## begin Provided records

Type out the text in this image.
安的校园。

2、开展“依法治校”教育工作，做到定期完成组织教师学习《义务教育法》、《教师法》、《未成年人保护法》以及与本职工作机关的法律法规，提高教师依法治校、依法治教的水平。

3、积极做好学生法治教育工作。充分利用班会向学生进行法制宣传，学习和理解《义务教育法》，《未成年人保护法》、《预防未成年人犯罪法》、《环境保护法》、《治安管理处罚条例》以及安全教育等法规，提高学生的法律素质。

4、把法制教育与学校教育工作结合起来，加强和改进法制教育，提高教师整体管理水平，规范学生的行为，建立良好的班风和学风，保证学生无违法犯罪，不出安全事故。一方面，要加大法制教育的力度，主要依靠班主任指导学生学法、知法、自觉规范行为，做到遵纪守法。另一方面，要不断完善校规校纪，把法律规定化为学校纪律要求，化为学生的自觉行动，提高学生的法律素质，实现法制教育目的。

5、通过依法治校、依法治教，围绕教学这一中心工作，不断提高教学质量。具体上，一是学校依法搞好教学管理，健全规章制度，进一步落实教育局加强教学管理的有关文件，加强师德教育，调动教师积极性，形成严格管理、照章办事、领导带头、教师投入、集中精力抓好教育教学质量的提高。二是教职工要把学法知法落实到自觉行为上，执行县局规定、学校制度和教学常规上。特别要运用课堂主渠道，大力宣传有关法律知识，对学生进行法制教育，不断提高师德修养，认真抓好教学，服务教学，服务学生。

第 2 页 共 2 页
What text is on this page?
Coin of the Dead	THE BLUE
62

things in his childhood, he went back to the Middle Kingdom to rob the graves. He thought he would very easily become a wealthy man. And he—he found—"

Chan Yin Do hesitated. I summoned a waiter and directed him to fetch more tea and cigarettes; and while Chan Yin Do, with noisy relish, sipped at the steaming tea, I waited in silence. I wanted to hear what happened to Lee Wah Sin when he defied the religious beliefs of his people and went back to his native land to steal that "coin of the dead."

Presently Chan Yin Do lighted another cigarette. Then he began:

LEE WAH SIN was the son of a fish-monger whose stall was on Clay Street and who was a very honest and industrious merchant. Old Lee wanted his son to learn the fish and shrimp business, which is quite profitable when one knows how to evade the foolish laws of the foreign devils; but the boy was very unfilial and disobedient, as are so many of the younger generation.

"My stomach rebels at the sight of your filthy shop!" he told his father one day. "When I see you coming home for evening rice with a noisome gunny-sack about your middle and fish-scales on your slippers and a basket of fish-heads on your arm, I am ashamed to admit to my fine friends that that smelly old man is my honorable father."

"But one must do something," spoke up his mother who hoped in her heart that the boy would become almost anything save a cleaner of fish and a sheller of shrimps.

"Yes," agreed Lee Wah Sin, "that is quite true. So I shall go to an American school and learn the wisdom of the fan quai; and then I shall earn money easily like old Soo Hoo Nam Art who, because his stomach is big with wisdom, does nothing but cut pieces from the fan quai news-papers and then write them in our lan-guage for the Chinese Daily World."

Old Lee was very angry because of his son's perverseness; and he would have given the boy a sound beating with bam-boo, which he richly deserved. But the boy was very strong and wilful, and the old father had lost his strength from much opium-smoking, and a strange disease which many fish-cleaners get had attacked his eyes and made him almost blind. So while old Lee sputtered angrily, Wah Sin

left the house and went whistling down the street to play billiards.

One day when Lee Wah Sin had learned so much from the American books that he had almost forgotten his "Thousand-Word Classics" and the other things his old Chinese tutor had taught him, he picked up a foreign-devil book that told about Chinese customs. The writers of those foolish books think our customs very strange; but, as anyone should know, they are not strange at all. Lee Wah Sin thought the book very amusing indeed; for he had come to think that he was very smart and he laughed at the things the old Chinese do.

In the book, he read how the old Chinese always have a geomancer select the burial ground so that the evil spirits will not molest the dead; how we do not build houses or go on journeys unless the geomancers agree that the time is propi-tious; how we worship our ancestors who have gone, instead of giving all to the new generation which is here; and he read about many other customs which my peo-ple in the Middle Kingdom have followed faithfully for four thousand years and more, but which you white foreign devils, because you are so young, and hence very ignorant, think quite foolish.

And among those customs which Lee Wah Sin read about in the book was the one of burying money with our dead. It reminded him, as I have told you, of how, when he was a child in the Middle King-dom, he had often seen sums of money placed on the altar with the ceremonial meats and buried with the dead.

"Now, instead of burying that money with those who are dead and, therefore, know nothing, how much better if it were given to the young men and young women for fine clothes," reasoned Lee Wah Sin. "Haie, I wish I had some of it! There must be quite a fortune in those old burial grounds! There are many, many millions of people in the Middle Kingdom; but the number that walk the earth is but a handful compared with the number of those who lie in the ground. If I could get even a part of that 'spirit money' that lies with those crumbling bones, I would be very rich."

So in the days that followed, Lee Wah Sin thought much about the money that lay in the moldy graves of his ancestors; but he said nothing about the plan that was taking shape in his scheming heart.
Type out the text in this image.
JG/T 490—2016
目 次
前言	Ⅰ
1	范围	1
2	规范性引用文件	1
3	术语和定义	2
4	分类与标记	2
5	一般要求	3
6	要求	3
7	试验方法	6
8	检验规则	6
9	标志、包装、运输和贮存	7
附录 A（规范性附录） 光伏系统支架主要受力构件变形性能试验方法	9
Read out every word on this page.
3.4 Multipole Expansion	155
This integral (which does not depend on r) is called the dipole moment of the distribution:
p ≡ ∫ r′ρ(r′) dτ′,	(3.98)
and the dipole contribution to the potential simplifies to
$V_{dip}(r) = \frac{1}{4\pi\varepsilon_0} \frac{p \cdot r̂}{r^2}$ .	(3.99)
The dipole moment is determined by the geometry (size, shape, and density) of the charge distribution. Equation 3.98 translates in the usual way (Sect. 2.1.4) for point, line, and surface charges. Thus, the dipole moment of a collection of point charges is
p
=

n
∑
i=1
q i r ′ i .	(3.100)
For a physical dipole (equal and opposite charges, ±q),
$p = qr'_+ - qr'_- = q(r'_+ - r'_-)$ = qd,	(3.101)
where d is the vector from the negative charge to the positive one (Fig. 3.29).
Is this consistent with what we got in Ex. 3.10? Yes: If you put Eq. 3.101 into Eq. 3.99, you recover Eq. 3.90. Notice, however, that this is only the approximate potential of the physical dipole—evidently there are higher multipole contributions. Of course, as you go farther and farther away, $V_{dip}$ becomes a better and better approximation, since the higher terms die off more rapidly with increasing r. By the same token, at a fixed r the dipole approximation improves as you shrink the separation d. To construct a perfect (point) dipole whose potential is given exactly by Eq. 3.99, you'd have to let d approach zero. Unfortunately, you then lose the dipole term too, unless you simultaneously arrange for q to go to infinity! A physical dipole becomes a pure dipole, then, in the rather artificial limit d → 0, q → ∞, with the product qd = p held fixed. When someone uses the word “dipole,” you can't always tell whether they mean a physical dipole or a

## end Provided records

Problem to solve
Reproduce all the data word for word.

Complete answer
Type out the text in this image.
安的校园。

2、开展“依法治校”教育工作，做到定期完成组织教师学习《义务教育法》、《教师法》、《未成年人保护法》以及与本职工作机关的法律法规，提高教师依法治校、依法治教的水平。

3、积极做好学生法治教育工作。充分利用班会向学生进行法制宣传，学习和理解《义务教育法》，《未成年人保护法》、《预防未成年人犯罪法》、《环境保护法》、《治安管理处罚条例》以及安全教育等法规，提高学生的法律素质。

4、把法制教育与学校教育工作结合起来，加强和改进法制教育，提高教师整体管理水平，规范学生的行为，建立良好的班风和学风，保证学生无违法犯罪，不出安全事故。一方面，要加大法制教育的力度，主要依靠班主任指导学生学法、知法、自觉规范行为，做到遵纪守法。另一方面，要不断完善校规校纪，把法律规定化为学校纪律要求，化为学生的自觉行动，提高学生的法律素质，实现法制教育目的。

5、通过依法治校、依法治教，围绕教学这一中心工作，不断提高教学质量。具体上，一是学校依法搞好教学管理，健全规章制度，进一步落实教育局加强教学管理的有关文件，加强师德教育，调动教师积极性，形成严格管理、照章办事、领导带头、教师投入、集中精力抓好教育教学质量的提高。二是教职工要把学法知法落实到自觉行为上，执行县局规定、学校制度和教学常规上。特别要运用课堂主渠道，大力宣传有关法律知识，对学生进行法制教育，不断提高师德修养，认真抓好教学，服务教学，服务学生。

第 2 页 共 2 页
What text is on this page?
Coin of the Dead	THE BLUE
62

things in his childhood, he went back to the Middle Kingdom to rob the graves. He thought he would very easily become a wealthy man. And he—he found—"

Chan Yin Do hesitated. I summoned a waiter and directed him to fetch more tea and cigarettes; and while Chan Yin Do, with noisy relish, sipped at the steaming tea, I waited in silence. I wanted to hear what happened to Lee Wah Sin when he defied the religious beliefs of his people and went back to his native land to steal that "coin of the dead."

Presently Chan Yin Do lighted another cigarette. Then he began:

LEE WAH SIN was the son of a fish-monger whose stall was on Clay Street and who was a very honest and industrious merchant. Old Lee wanted his son to learn the fish and shrimp business, which is quite profitable when one knows how to evade the foolish laws of the foreign devils; but the boy was very unfilial and disobedient, as are so many of the younger generation.

"My stomach rebels at the sight of your filthy shop!" he told his father one day. "When I see you coming home for evening rice with a noisome gunny-sack about your middle and fish-scales on your slippers and a basket of fish-heads on your arm, I am ashamed to admit to my fine friends that that smelly old man is my honorable father."

"But one must do something," spoke up his mother who hoped in her heart that the boy would become almost anything save a cleaner of fish and a sheller of shrimps.

"Yes," agreed Lee Wah Sin, "that is quite true. So I shall go to an American school and learn the wisdom of the fan quai; and then I shall earn money easily like old Soo Hoo Nam Art who, because his stomach is big with wisdom, does nothing but cut pieces from the fan quai news-papers and then write them in our lan-guage for the Chinese Daily World."

Old Lee was very angry because of his son's perverseness; and he would have given the boy a sound beating with bam-boo, which he richly deserved. But the boy was very strong and wilful, and the old father had lost his strength from much opium-smoking, and a strange disease which many fish-cleaners get had attacked his eyes and made him almost blind. So while old Lee sputtered angrily, Wah Sin

left the house and went whistling down the street to play billiards.

One day when Lee Wah Sin had learned so much from the American books that he had almost forgotten his "Thousand-Word Classics" and the other things his old Chinese tutor had taught him, he picked up a foreign-devil book that told about Chinese customs. The writers of those foolish books think our customs very strange; but, as anyone should know, they are not strange at all. Lee Wah Sin thought the book very amusing indeed; for he had come to think that he was very smart and he laughed at the things the old Chinese do.

In the book, he read how the old Chinese always have a geomancer select the burial ground so that the evil spirits will not molest the dead; how we do not build houses or go on journeys unless the geomancers agree that the time is propi-tious; how we worship our ancestors who have gone, instead of giving all to the new generation which is here; and he read about many other customs which my peo-ple in the Middle Kingdom have followed faithfully for four thousand years and more, but which you white foreign devils, because you are so young, and hence very ignorant, think quite foolish.

And among those customs which Lee Wah Sin read about in the book was the one of burying money with our dead. It reminded him, as I have told you, of how, when he was a child in the Middle King-dom, he had often seen sums of money placed on the altar with the ceremonial meats and buried with the dead.

"Now, instead of burying that money with those who are dead and, therefore, know nothing, how much better if it were given to the young men and young women for fine clothes," reasoned Lee Wah Sin. "Haie, I wish I had some of it! There must be quite a fortune in those old burial grounds! There are many, many millions of people in the Middle Kingdom; but the number that walk the earth is but a handful compared with the number of those who lie in the ground. If I could get even a part of that 'spirit money' that lies with those crumbling bones, I would be very rich."

So in the days that followed, Lee Wah Sin thought much about the money that lay in the moldy graves of his ancestors; but he said nothing about the plan that was taking shape in his scheming heart.
Type out the text in this image.
JG/T 490—2016
目 次
前言	Ⅰ
1	范围	1
2	规范性引用文件	1
3	术语和定义	2
4	分类与标记	2
5	一般要求	3
6	要求	3
7	试验方法	6
8	检验规则	6
9	标志、包装、运输和贮存	7
附录 A（规范性附录） 光伏系统支架主要受力构件变形性能试验方法	9
Read out every word on this page.
3.4 Multipole Expansion	155
This integral (which does not depend on r) is called the dipole moment of the distribution:
p ≡ ∫ r′ρ(r′) dτ′,	(3.98)
and the dipole contribution to the potential simplifies to
$V_{dip}(r) = \frac{1}{4\pi\varepsilon_0} \frac{p \cdot r̂}{r^2}$ .	(3.99)
The dipole moment is determined by the geometry (size, shape, and density) of the charge distribution. Equation 3.98 translates in the usual way (Sect. 2.1.4) for point, line, and surface charges. Thus, the dipole moment of a collection of point charges is
p
=

n
∑
i=1
q i r ′ i .	(3.100)
For a physical dipole (equal and opposite charges, ±q),
$p = qr'_+ - qr'_- = q(r'_+ - r'_-)$ = qd,	(3.101)
where d is the vector from the negative charge to the positive one (Fig. 3.29).
Is this consistent with what we got in Ex. 3.10? Yes: If you put Eq. 3.101 into Eq. 3.99, you recover Eq. 3.90. Notice, however, that this is only the approximate potential of the physical dipole—evidently there are higher multipole contributions. Of course, as you go farther and farther away, $V_{dip}$ becomes a better and better approximation, since the higher terms die off more rapidly with increasing r. By the same token, at a fixed r the dipole approximation improves as you shrink the separation d. To construct a perfect (point) dipole whose potential is given exactly by Eq. 3.99, you'd have to let d approach zero. Unfortunately, you then lose the dipole term too, unless you simultaneously arrange for q to go to infinity! A physical dipole becomes a pure dipole, then, in the rather artificial limit d → 0, q → ∞, with the product qd = p held fixed. When someone uses the word “dipole,” you can't always tell whether they mean a physical dipole or a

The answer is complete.